Study material:

--------

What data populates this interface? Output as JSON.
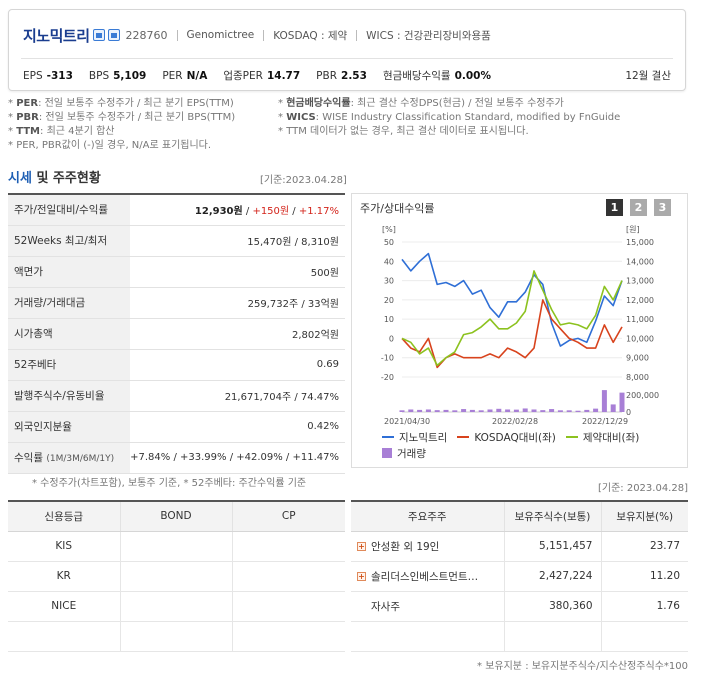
{
  "header": {
    "company_name": "지노믹트리",
    "code": "228760",
    "eng_name": "Genomictree",
    "market": "KOSDAQ : 제약",
    "wics": "WICS : 건강관리장비와용품",
    "metrics": [
      {
        "label": "EPS",
        "value": "-313"
      },
      {
        "label": "BPS",
        "value": "5,109"
      },
      {
        "label": "PER",
        "value": "N/A"
      },
      {
        "label": "업종PER",
        "value": "14.77"
      },
      {
        "label": "PBR",
        "value": "2.53"
      },
      {
        "label": "현금배당수익률",
        "value": "0.00%"
      }
    ],
    "fiscal": "12월 결산"
  },
  "notes": {
    "left": [
      {
        "key": "PER",
        "text": ": 전일 보통주 수정주가 / 최근 분기 EPS(TTM)"
      },
      {
        "key": "PBR",
        "text": ": 전일 보통주 수정주가 / 최근 분기 BPS(TTM)"
      },
      {
        "key": "TTM",
        "text": ": 최근 4분기 합산"
      },
      {
        "key": "",
        "text": "PER, PBR값이 (-)일 경우, N/A로 표기됩니다."
      }
    ],
    "right": [
      {
        "key": "현금배당수익률",
        "text": ": 최근 결산 수정DPS(현금) / 전일 보통주 수정주가"
      },
      {
        "key": "WICS",
        "text": ": WISE Industry Classification Standard, modified by FnGuide"
      },
      {
        "key": "",
        "text": "TTM 데이터가 없는 경우, 최근 결산 데이터로 표시됩니다."
      }
    ]
  },
  "section": {
    "title_a": "시세",
    "title_b": " 및 주주현황",
    "asof": "[기준:2023.04.28]"
  },
  "market_table": {
    "price_label": "주가/전일대비/수익률",
    "price": "12,930원",
    "change": "+150원",
    "rate": "+1.17%",
    "rows": [
      {
        "label": "52Weeks 최고/최저",
        "value": "15,470원 / 8,310원"
      },
      {
        "label": "액면가",
        "value": "500원"
      },
      {
        "label": "거래량/거래대금",
        "value": "259,732주 / 33억원"
      },
      {
        "label": "시가총액",
        "value": "2,802억원"
      },
      {
        "label": "52주베타",
        "value": "0.69"
      },
      {
        "label": "발행주식수/유동비율",
        "value": "21,671,704주 / 74.47%"
      },
      {
        "label": "외국인지분율",
        "value": "0.42%"
      }
    ],
    "return_label": "수익률",
    "return_periods": "(1M/3M/6M/1Y)",
    "returns": "+7.84% / +33.99% / +42.09% / +11.47%",
    "footnote": "* 수정주가(차트포함), 보통주 기준, * 52주베타: 주간수익률 기준"
  },
  "chart_panel": {
    "title": "주가/상대수익률",
    "buttons": [
      "1",
      "2",
      "3"
    ],
    "left_unit": "[%]",
    "right_unit": "[원]",
    "legend": {
      "stock": "지노믹트리",
      "kosdaq": "KOSDAQ대비(좌)",
      "pharma": "제약대비(좌)",
      "volume": "거래량"
    },
    "colors": {
      "stock": "#2f6fd6",
      "kosdaq": "#d8431d",
      "pharma": "#8cc21f",
      "volume": "#a87fd6"
    }
  },
  "chart_data": {
    "type": "line",
    "x_labels": [
      "2021/04/30",
      "2022/02/28",
      "2022/12/29"
    ],
    "left_axis": {
      "ticks": [
        50,
        40,
        30,
        20,
        10,
        0,
        -10,
        -20
      ],
      "range": [
        -20,
        50
      ]
    },
    "right_axis": {
      "ticks": [
        15000,
        14000,
        13000,
        12000,
        11000,
        10000,
        9000,
        8000
      ],
      "range": [
        8000,
        15000
      ]
    },
    "volume_axis": {
      "ticks": [
        "200,000",
        "0"
      ],
      "range": [
        0,
        380000
      ]
    },
    "series": [
      {
        "name": "지노믹트리",
        "axis": "right",
        "values": [
          14100,
          13500,
          14000,
          14400,
          12800,
          12900,
          12700,
          13000,
          12300,
          12500,
          11600,
          11100,
          11900,
          11900,
          12400,
          13300,
          12800,
          10800,
          9600,
          9900,
          10000,
          9800,
          10900,
          12200,
          11700,
          13000
        ]
      },
      {
        "name": "KOSDAQ대비(좌)",
        "axis": "left",
        "values": [
          0,
          -5,
          -7,
          0,
          -15,
          -10,
          -8,
          -10,
          -10,
          -10,
          -8,
          -10,
          -5,
          -7,
          -10,
          -5,
          20,
          10,
          5,
          0,
          -2,
          -5,
          -5,
          7,
          -2,
          6
        ]
      },
      {
        "name": "제약대비(좌)",
        "axis": "left",
        "values": [
          0,
          -2,
          -8,
          -5,
          -14,
          -10,
          -7,
          2,
          3,
          6,
          10,
          5,
          5,
          8,
          14,
          35,
          25,
          15,
          7,
          8,
          7,
          5,
          12,
          27,
          20,
          30
        ]
      },
      {
        "name": "거래량",
        "axis": "volume",
        "values": [
          20000,
          30000,
          25000,
          30000,
          22000,
          25000,
          20000,
          35000,
          25000,
          20000,
          30000,
          38000,
          30000,
          28000,
          42000,
          30000,
          22000,
          35000,
          20000,
          20000,
          15000,
          25000,
          40000,
          260000,
          90000,
          230000
        ]
      }
    ]
  },
  "credit_table": {
    "headers": [
      "신용등급",
      "BOND",
      "CP"
    ],
    "rows": [
      "KIS",
      "KR",
      "NICE",
      ""
    ]
  },
  "holders_table": {
    "asof": "[기준: 2023.04.28]",
    "headers": [
      "주요주주",
      "보유주식수(보통)",
      "보유지분(%)"
    ],
    "rows": [
      {
        "name": "안성환 외 19인",
        "shares": "5,151,457",
        "pct": "23.77",
        "expand": true
      },
      {
        "name": "솔리더스인베스트먼트…",
        "shares": "2,427,224",
        "pct": "11.20",
        "expand": true
      },
      {
        "name": "자사주",
        "shares": "380,360",
        "pct": "1.76",
        "expand": false
      },
      {
        "name": "",
        "shares": "",
        "pct": "",
        "expand": false
      }
    ],
    "footnote": "* 보유지분 : 보유지분주식수/지수산정주식수*100"
  }
}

--------

Work request: Leaving the pictures out, output the material exactly as it appears.

Result of the exercise:
What data populates this interface? Output as JSON.
{
  "header": {
    "company_name": "지노믹트리",
    "code": "228760",
    "eng_name": "Genomictree",
    "market": "KOSDAQ : 제약",
    "wics": "WICS : 건강관리장비와용품",
    "metrics": [
      {
        "label": "EPS",
        "value": "-313"
      },
      {
        "label": "BPS",
        "value": "5,109"
      },
      {
        "label": "PER",
        "value": "N/A"
      },
      {
        "label": "업종PER",
        "value": "14.77"
      },
      {
        "label": "PBR",
        "value": "2.53"
      },
      {
        "label": "현금배당수익률",
        "value": "0.00%"
      }
    ],
    "fiscal": "12월 결산"
  },
  "notes": {
    "left": [
      {
        "key": "PER",
        "text": ": 전일 보통주 수정주가 / 최근 분기 EPS(TTM)"
      },
      {
        "key": "PBR",
        "text": ": 전일 보통주 수정주가 / 최근 분기 BPS(TTM)"
      },
      {
        "key": "TTM",
        "text": ": 최근 4분기 합산"
      },
      {
        "key": "",
        "text": "PER, PBR값이 (-)일 경우, N/A로 표기됩니다."
      }
    ],
    "right": [
      {
        "key": "현금배당수익률",
        "text": ": 최근 결산 수정DPS(현금) / 전일 보통주 수정주가"
      },
      {
        "key": "WICS",
        "text": ": WISE Industry Classification Standard, modified by FnGuide"
      },
      {
        "key": "",
        "text": "TTM 데이터가 없는 경우, 최근 결산 데이터로 표시됩니다."
      }
    ]
  },
  "section": {
    "title_a": "시세",
    "title_b": " 및 주주현황",
    "asof": "[기준:2023.04.28]"
  },
  "market_table": {
    "price_label": "주가/전일대비/수익률",
    "price": "12,930원",
    "change": "+150원",
    "rate": "+1.17%",
    "rows": [
      {
        "label": "52Weeks 최고/최저",
        "value": "15,470원 / 8,310원"
      },
      {
        "label": "액면가",
        "value": "500원"
      },
      {
        "label": "거래량/거래대금",
        "value": "259,732주 / 33억원"
      },
      {
        "label": "시가총액",
        "value": "2,802억원"
      },
      {
        "label": "52주베타",
        "value": "0.69"
      },
      {
        "label": "발행주식수/유동비율",
        "value": "21,671,704주 / 74.47%"
      },
      {
        "label": "외국인지분율",
        "value": "0.42%"
      }
    ],
    "return_label": "수익률",
    "return_periods": "(1M/3M/6M/1Y)",
    "returns": "+7.84% / +33.99% / +42.09% / +11.47%",
    "footnote": "* 수정주가(차트포함), 보통주 기준, * 52주베타: 주간수익률 기준"
  },
  "chart_panel": {
    "title": "주가/상대수익률",
    "buttons": [
      "1",
      "2",
      "3"
    ],
    "left_unit": "[%]",
    "right_unit": "[원]",
    "legend": {
      "stock": "지노믹트리",
      "kosdaq": "KOSDAQ대비(좌)",
      "pharma": "제약대비(좌)",
      "volume": "거래량"
    },
    "colors": {
      "stock": "#2f6fd6",
      "kosdaq": "#d8431d",
      "pharma": "#8cc21f",
      "volume": "#a87fd6"
    }
  },
  "chart_data": {
    "type": "line",
    "x_labels": [
      "2021/04/30",
      "2022/02/28",
      "2022/12/29"
    ],
    "left_axis": {
      "ticks": [
        50,
        40,
        30,
        20,
        10,
        0,
        -10,
        -20
      ],
      "range": [
        -20,
        50
      ]
    },
    "right_axis": {
      "ticks": [
        15000,
        14000,
        13000,
        12000,
        11000,
        10000,
        9000,
        8000
      ],
      "range": [
        8000,
        15000
      ]
    },
    "volume_axis": {
      "ticks": [
        "200,000",
        "0"
      ],
      "range": [
        0,
        380000
      ]
    },
    "series": [
      {
        "name": "지노믹트리",
        "axis": "right",
        "values": [
          14100,
          13500,
          14000,
          14400,
          12800,
          12900,
          12700,
          13000,
          12300,
          12500,
          11600,
          11100,
          11900,
          11900,
          12400,
          13300,
          12800,
          10800,
          9600,
          9900,
          10000,
          9800,
          10900,
          12200,
          11700,
          13000
        ]
      },
      {
        "name": "KOSDAQ대비(좌)",
        "axis": "left",
        "values": [
          0,
          -5,
          -7,
          0,
          -15,
          -10,
          -8,
          -10,
          -10,
          -10,
          -8,
          -10,
          -5,
          -7,
          -10,
          -5,
          20,
          10,
          5,
          0,
          -2,
          -5,
          -5,
          7,
          -2,
          6
        ]
      },
      {
        "name": "제약대비(좌)",
        "axis": "left",
        "values": [
          0,
          -2,
          -8,
          -5,
          -14,
          -10,
          -7,
          2,
          3,
          6,
          10,
          5,
          5,
          8,
          14,
          35,
          25,
          15,
          7,
          8,
          7,
          5,
          12,
          27,
          20,
          30
        ]
      },
      {
        "name": "거래량",
        "axis": "volume",
        "values": [
          20000,
          30000,
          25000,
          30000,
          22000,
          25000,
          20000,
          35000,
          25000,
          20000,
          30000,
          38000,
          30000,
          28000,
          42000,
          30000,
          22000,
          35000,
          20000,
          20000,
          15000,
          25000,
          40000,
          260000,
          90000,
          230000
        ]
      }
    ]
  },
  "credit_table": {
    "headers": [
      "신용등급",
      "BOND",
      "CP"
    ],
    "rows": [
      "KIS",
      "KR",
      "NICE",
      ""
    ]
  },
  "holders_table": {
    "asof": "[기준: 2023.04.28]",
    "headers": [
      "주요주주",
      "보유주식수(보통)",
      "보유지분(%)"
    ],
    "rows": [
      {
        "name": "안성환 외 19인",
        "shares": "5,151,457",
        "pct": "23.77",
        "expand": true
      },
      {
        "name": "솔리더스인베스트먼트…",
        "shares": "2,427,224",
        "pct": "11.20",
        "expand": true
      },
      {
        "name": "자사주",
        "shares": "380,360",
        "pct": "1.76",
        "expand": false
      },
      {
        "name": "",
        "shares": "",
        "pct": "",
        "expand": false
      }
    ],
    "footnote": "* 보유지분 : 보유지분주식수/지수산정주식수*100"
  }
}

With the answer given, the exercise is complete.